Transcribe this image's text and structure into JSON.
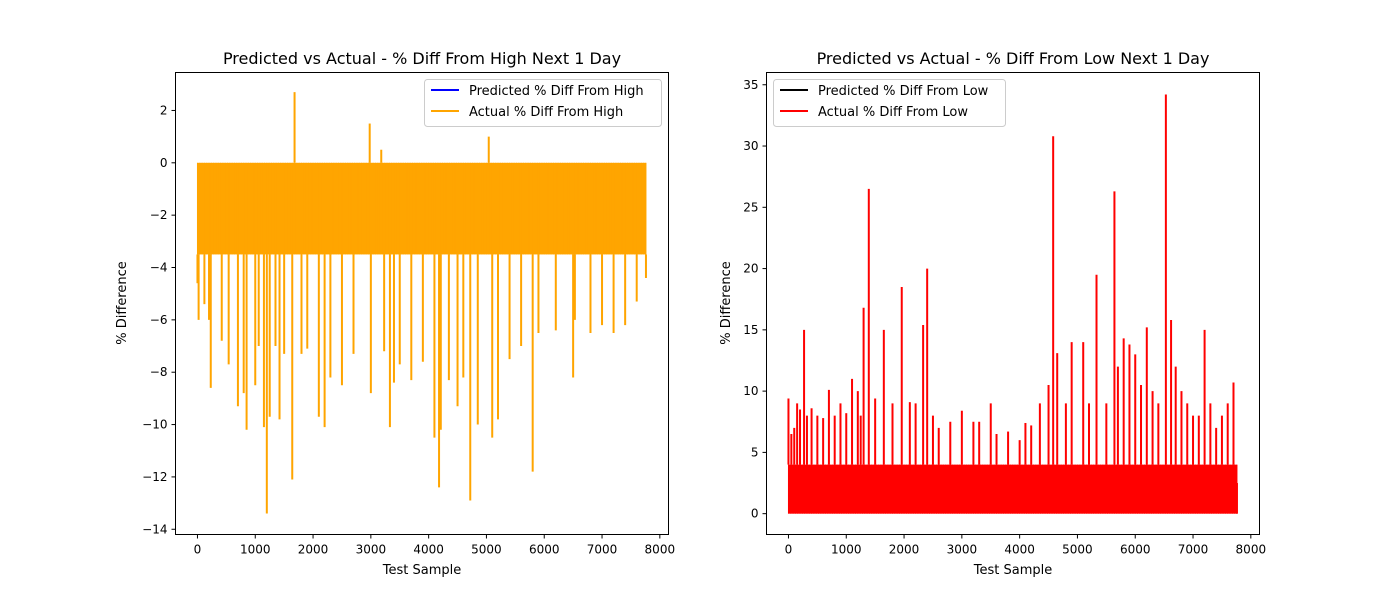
{
  "chart_data": [
    {
      "type": "line",
      "title": "Predicted vs Actual - % Diff From High Next 1 Day",
      "xlabel": "Test Sample",
      "ylabel": "% Difference",
      "xlim": [
        -380,
        8150
      ],
      "ylim": [
        -14.2,
        3.45
      ],
      "xticks": [
        0,
        1000,
        2000,
        3000,
        4000,
        5000,
        6000,
        7000,
        8000
      ],
      "yticks": [
        -14,
        -12,
        -10,
        -8,
        -6,
        -4,
        -2,
        0,
        2
      ],
      "grid": false,
      "legend_position": "upper right",
      "series": [
        {
          "name": "Predicted % Diff From High",
          "color": "#0000ff",
          "note_hidden": true,
          "x": [
            0,
            7760
          ],
          "y": [
            -1.5,
            -1.5
          ]
        },
        {
          "name": "Actual % Diff From High",
          "color": "#ffa500",
          "band": {
            "x_start": 0,
            "x_end": 7760,
            "y_top": 0.0,
            "y_bottom": -3.5
          },
          "spikes_x": [
            0,
            20,
            120,
            200,
            230,
            420,
            540,
            700,
            800,
            850,
            1000,
            1060,
            1150,
            1200,
            1250,
            1350,
            1420,
            1500,
            1640,
            1680,
            1800,
            1900,
            2100,
            2200,
            2300,
            2500,
            2700,
            2980,
            3000,
            3180,
            3230,
            3330,
            3400,
            3500,
            3700,
            3900,
            4100,
            4180,
            4210,
            4350,
            4500,
            4600,
            4720,
            4850,
            5040,
            5100,
            5200,
            5400,
            5600,
            5800,
            5900,
            6200,
            6500,
            6530,
            6800,
            7000,
            7200,
            7400,
            7600,
            7760
          ],
          "spikes_y": [
            -4.6,
            -6.0,
            -5.4,
            -6.0,
            -8.6,
            -6.8,
            -7.7,
            -9.3,
            -8.8,
            -10.2,
            -8.5,
            -7.0,
            -10.1,
            -13.4,
            -9.7,
            -7.0,
            -9.8,
            -7.3,
            -12.1,
            2.7,
            -7.3,
            -7.1,
            -9.7,
            -10.1,
            -8.2,
            -8.5,
            -7.3,
            1.5,
            -8.8,
            0.5,
            -7.2,
            -10.1,
            -8.4,
            -7.7,
            -8.3,
            -7.6,
            -10.5,
            -12.4,
            -10.2,
            -8.3,
            -9.3,
            -8.2,
            -12.9,
            -10.0,
            1.0,
            -10.5,
            -9.8,
            -7.5,
            -7.0,
            -11.8,
            -6.5,
            -6.4,
            -8.2,
            -6.0,
            -6.5,
            -6.2,
            -6.5,
            -6.2,
            -5.3,
            -4.4
          ]
        }
      ]
    },
    {
      "type": "line",
      "title": "Predicted vs Actual - % Diff From Low Next 1 Day",
      "xlabel": "Test Sample",
      "ylabel": "% Difference",
      "xlim": [
        -380,
        8150
      ],
      "ylim": [
        -1.7,
        36.0
      ],
      "xticks": [
        0,
        1000,
        2000,
        3000,
        4000,
        5000,
        6000,
        7000,
        8000
      ],
      "yticks": [
        0,
        5,
        10,
        15,
        20,
        25,
        30,
        35
      ],
      "grid": false,
      "legend_position": "upper left",
      "series": [
        {
          "name": "Predicted % Diff From Low",
          "color": "#000000",
          "note_hidden": true,
          "x": [
            0,
            7760
          ],
          "y": [
            1.5,
            1.5
          ]
        },
        {
          "name": "Actual % Diff From Low",
          "color": "#ff0000",
          "band": {
            "x_start": 0,
            "x_end": 7760,
            "y_top": 4.0,
            "y_bottom": 0.0
          },
          "spikes_x": [
            0,
            50,
            100,
            150,
            200,
            270,
            320,
            400,
            500,
            600,
            700,
            800,
            900,
            1000,
            1100,
            1200,
            1250,
            1300,
            1390,
            1500,
            1650,
            1800,
            1960,
            2100,
            2200,
            2330,
            2400,
            2500,
            2600,
            2800,
            3000,
            3200,
            3300,
            3500,
            3600,
            3800,
            4000,
            4100,
            4200,
            4350,
            4500,
            4580,
            4650,
            4800,
            4900,
            5100,
            5200,
            5330,
            5500,
            5640,
            5700,
            5800,
            5900,
            6000,
            6100,
            6200,
            6300,
            6400,
            6530,
            6620,
            6700,
            6800,
            6900,
            7000,
            7100,
            7200,
            7300,
            7400,
            7500,
            7600,
            7700,
            7760
          ],
          "spikes_y": [
            9.4,
            6.5,
            7.0,
            9.0,
            8.5,
            15.0,
            8.0,
            8.6,
            8.0,
            7.8,
            10.1,
            8.0,
            9.0,
            8.2,
            11.0,
            10.0,
            8.0,
            16.8,
            26.5,
            9.4,
            15.0,
            9.0,
            18.5,
            9.1,
            9.0,
            15.4,
            20.0,
            8.0,
            7.0,
            7.5,
            8.4,
            7.5,
            7.5,
            9.0,
            6.5,
            6.7,
            6.0,
            7.4,
            7.2,
            9.0,
            10.5,
            30.8,
            13.1,
            9.0,
            14.0,
            14.0,
            9.0,
            19.5,
            9.0,
            26.3,
            12.0,
            14.3,
            13.8,
            13.0,
            10.5,
            15.2,
            10.0,
            9.0,
            34.2,
            15.8,
            12.0,
            10.0,
            9.0,
            8.0,
            8.0,
            15.0,
            9.0,
            7.0,
            8.0,
            9.0,
            10.7,
            2.5
          ]
        }
      ]
    }
  ]
}
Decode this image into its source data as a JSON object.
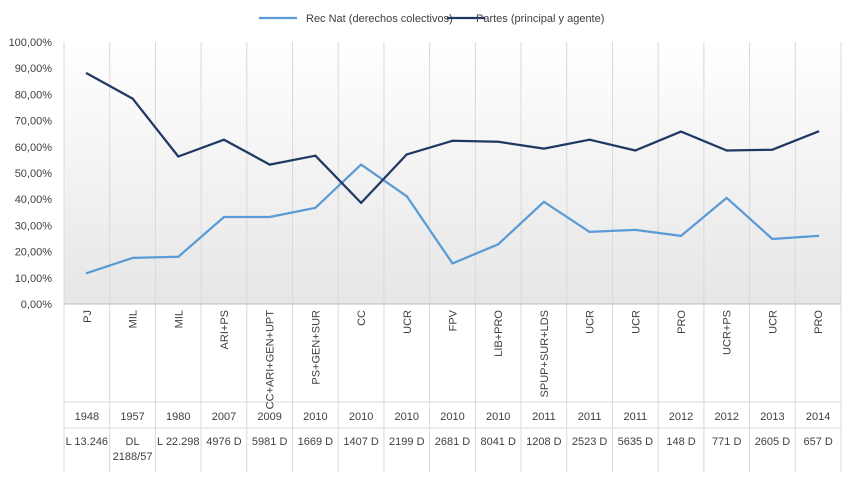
{
  "chart_data": {
    "type": "line",
    "title": "",
    "xlabel": "",
    "ylabel": "",
    "ylim": [
      0,
      100
    ],
    "yticks": [
      "0,00%",
      "10,00%",
      "20,00%",
      "30,00%",
      "40,00%",
      "50,00%",
      "60,00%",
      "70,00%",
      "80,00%",
      "90,00%",
      "100,00%"
    ],
    "legend_position": "top-center",
    "grid": "vertical",
    "categories": [
      {
        "party": "PJ",
        "year": "1948",
        "doc": "L 13.246"
      },
      {
        "party": "MIL",
        "year": "1957",
        "doc": "DL 2188/57"
      },
      {
        "party": "MIL",
        "year": "1980",
        "doc": "L 22.298"
      },
      {
        "party": "ARI+PS",
        "year": "2007",
        "doc": "4976 D"
      },
      {
        "party": "CC+ARI+GEN+UPT",
        "year": "2009",
        "doc": "5981 D"
      },
      {
        "party": "PS+GEN+SUR",
        "year": "2010",
        "doc": "1669 D"
      },
      {
        "party": "CC",
        "year": "2010",
        "doc": "1407 D"
      },
      {
        "party": "UCR",
        "year": "2010",
        "doc": "2199 D"
      },
      {
        "party": "FPV",
        "year": "2010",
        "doc": "2681 D"
      },
      {
        "party": "LIB+PRO",
        "year": "2010",
        "doc": "8041 D"
      },
      {
        "party": "SPUP+SUR+LDS",
        "year": "2011",
        "doc": "1208 D"
      },
      {
        "party": "UCR",
        "year": "2011",
        "doc": "2523 D"
      },
      {
        "party": "UCR",
        "year": "2011",
        "doc": "5635 D"
      },
      {
        "party": "PRO",
        "year": "2012",
        "doc": "148 D"
      },
      {
        "party": "UCR+PS",
        "year": "2012",
        "doc": "771 D"
      },
      {
        "party": "UCR",
        "year": "2013",
        "doc": "2605 D"
      },
      {
        "party": "PRO",
        "year": "2014",
        "doc": "657 D"
      }
    ],
    "series": [
      {
        "name": "Rec Nat (derechos colectivos)",
        "color": "#5b9bd5",
        "values": [
          11.8,
          17.6,
          18.0,
          33.2,
          33.2,
          36.7,
          53.2,
          41.1,
          15.5,
          22.8,
          39.0,
          27.5,
          28.3,
          26.0,
          40.5,
          24.8,
          26.0
        ]
      },
      {
        "name": "Partes (principal y agente)",
        "color": "#203864",
        "values": [
          88.0,
          78.4,
          56.3,
          62.7,
          53.2,
          56.6,
          38.6,
          57.1,
          62.3,
          61.9,
          59.3,
          62.7,
          58.6,
          65.8,
          58.6,
          58.9,
          65.8
        ]
      }
    ]
  }
}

GIVEN INSTRUCTION:
Lines that hold "High" are the ones to copy; find all of them.

TASK RESPONSE:
      "title": "Predicted vs Actual - % Diff From High Next 1 Day",
          "name": "Predicted % Diff From High",
          "name": "Actual % Diff From High",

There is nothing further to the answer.